• **WHAT TO DO**
Search the records for "JSON". Copy every line where it appears.

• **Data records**
##########

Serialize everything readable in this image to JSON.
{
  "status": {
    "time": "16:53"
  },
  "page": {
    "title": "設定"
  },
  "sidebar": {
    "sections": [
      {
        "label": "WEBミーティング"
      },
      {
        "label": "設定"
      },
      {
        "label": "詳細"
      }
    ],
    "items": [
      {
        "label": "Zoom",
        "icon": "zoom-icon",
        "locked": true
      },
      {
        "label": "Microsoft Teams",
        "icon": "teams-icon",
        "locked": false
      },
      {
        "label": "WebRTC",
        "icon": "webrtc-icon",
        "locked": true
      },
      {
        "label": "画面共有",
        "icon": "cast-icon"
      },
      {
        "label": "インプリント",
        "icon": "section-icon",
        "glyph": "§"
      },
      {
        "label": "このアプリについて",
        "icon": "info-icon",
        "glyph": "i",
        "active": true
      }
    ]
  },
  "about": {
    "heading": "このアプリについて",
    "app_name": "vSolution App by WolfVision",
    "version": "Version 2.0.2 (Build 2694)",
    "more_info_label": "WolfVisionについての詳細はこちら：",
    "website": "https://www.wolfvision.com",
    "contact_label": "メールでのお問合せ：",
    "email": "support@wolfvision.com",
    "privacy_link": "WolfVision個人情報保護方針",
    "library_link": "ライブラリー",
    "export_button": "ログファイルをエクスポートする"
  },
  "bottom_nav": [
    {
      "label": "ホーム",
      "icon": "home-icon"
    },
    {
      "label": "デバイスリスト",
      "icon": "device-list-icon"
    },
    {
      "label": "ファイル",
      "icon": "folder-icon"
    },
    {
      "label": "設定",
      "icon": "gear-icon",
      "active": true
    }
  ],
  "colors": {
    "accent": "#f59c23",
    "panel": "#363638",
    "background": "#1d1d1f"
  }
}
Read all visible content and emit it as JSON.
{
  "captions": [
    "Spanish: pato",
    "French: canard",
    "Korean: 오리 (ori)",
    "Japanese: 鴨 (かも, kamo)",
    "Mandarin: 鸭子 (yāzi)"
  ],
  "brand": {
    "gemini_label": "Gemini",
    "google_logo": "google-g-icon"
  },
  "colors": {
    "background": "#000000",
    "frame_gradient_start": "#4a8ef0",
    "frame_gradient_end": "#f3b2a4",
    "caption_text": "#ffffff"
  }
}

##########

• **RIGHT ANSWER**
Serialize everything readable in this image to JSON.
Read all visible content and emit it as JSON.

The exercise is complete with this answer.